## Begin GIVEN DATA

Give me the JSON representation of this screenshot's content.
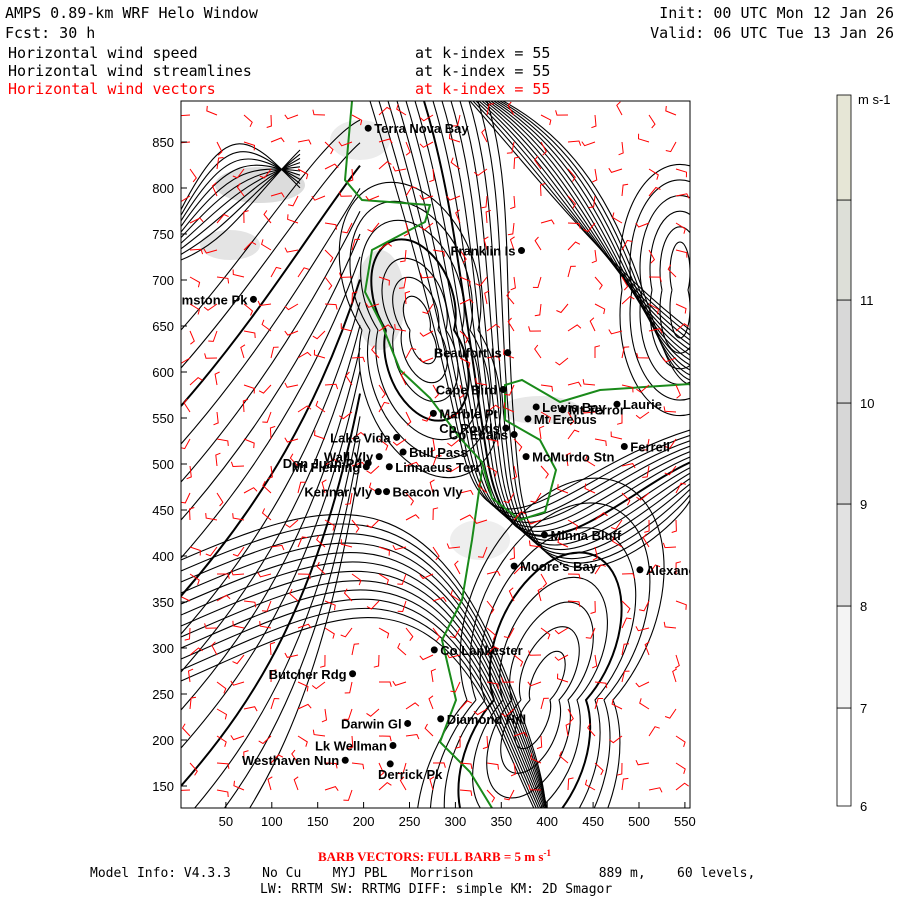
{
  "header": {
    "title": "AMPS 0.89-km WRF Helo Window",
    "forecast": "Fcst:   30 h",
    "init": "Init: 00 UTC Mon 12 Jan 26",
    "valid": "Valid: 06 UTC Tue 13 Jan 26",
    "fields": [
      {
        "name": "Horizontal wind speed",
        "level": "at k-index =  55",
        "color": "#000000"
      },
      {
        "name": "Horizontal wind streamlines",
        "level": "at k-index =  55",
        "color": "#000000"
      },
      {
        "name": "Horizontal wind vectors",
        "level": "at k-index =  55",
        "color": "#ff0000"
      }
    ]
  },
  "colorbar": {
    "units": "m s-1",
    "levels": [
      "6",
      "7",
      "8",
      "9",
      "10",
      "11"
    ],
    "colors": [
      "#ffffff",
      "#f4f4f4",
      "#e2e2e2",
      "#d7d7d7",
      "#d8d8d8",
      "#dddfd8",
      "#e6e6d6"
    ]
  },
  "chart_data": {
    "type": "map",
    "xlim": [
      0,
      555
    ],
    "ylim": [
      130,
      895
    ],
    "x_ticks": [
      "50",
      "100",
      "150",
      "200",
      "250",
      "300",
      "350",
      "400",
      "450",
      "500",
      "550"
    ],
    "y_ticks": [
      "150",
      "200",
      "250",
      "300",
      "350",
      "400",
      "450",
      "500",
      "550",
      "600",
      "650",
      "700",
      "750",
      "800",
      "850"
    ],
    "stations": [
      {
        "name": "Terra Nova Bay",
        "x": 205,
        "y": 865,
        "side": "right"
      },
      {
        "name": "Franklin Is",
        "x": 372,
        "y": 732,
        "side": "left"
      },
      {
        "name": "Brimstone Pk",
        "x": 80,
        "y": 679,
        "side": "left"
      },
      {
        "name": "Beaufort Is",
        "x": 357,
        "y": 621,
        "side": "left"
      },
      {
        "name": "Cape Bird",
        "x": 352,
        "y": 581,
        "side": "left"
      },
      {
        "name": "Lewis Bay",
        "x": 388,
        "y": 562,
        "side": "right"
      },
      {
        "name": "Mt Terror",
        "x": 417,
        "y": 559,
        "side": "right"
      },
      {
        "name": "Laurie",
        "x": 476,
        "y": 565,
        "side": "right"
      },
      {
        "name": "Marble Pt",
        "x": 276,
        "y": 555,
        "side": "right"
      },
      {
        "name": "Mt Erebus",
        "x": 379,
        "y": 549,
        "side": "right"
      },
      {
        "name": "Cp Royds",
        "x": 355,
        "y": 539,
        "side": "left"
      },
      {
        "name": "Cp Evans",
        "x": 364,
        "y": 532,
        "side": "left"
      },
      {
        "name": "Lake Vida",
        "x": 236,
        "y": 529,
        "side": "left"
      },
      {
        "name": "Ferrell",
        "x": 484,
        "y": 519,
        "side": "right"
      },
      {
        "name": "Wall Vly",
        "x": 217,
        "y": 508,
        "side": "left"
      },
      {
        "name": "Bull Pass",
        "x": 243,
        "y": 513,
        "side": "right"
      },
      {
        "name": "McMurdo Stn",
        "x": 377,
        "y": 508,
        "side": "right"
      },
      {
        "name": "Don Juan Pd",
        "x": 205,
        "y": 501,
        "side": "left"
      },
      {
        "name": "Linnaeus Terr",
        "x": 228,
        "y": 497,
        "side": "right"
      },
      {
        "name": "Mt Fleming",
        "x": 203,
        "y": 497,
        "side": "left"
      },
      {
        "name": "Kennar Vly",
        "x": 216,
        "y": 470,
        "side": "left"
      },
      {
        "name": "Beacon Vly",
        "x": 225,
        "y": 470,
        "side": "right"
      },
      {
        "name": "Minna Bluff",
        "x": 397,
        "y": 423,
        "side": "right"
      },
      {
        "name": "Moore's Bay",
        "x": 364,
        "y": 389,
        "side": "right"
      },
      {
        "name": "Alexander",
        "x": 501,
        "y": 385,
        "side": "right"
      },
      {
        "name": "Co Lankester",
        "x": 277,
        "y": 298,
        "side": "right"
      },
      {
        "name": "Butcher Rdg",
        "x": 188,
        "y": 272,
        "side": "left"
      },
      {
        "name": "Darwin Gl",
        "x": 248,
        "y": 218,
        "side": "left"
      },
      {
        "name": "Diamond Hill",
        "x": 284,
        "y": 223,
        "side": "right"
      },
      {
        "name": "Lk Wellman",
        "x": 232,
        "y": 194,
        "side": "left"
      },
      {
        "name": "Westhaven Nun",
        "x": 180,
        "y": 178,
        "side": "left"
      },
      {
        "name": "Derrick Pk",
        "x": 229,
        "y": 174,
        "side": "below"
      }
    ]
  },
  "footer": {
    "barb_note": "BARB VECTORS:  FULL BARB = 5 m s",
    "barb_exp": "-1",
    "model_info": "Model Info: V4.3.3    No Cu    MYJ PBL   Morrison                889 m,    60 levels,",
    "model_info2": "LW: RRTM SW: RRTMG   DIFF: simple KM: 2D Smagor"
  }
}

## End GIVEN DATA
## Begin GIVEN DATA

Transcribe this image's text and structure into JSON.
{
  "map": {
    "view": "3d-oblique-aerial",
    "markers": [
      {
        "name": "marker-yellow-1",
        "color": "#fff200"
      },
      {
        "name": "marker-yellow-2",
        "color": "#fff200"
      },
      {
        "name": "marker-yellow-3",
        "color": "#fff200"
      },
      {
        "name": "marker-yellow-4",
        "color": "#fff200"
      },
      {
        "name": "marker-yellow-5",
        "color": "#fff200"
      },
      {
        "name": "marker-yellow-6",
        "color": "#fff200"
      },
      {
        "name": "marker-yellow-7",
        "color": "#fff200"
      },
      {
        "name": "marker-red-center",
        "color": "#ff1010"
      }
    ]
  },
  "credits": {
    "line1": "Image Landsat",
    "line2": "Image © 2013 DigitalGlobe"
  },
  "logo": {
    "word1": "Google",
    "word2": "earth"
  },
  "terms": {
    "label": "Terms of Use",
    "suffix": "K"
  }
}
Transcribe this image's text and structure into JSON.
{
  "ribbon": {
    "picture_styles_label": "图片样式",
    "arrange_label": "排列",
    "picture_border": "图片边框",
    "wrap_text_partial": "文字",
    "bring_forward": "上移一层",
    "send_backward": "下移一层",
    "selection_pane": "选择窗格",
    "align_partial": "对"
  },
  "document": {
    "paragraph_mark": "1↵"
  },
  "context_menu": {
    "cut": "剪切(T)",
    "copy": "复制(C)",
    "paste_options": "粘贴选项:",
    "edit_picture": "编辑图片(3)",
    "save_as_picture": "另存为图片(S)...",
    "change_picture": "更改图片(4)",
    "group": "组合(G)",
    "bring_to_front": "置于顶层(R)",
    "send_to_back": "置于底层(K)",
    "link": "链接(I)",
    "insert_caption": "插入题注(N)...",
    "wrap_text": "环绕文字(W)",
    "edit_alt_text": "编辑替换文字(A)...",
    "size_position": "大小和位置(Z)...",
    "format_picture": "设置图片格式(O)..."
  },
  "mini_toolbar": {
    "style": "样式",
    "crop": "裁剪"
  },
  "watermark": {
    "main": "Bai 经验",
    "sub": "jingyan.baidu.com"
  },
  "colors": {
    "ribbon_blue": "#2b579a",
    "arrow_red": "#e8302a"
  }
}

## End GIVEN DATA

Copy out every line where the word "levels" occurs.

:: EXERCISE SOLUTION ::
    "levels": [
    "model_info": "Model Info: V4.3.3    No Cu    MYJ PBL   Morrison                889 m,    60 levels,",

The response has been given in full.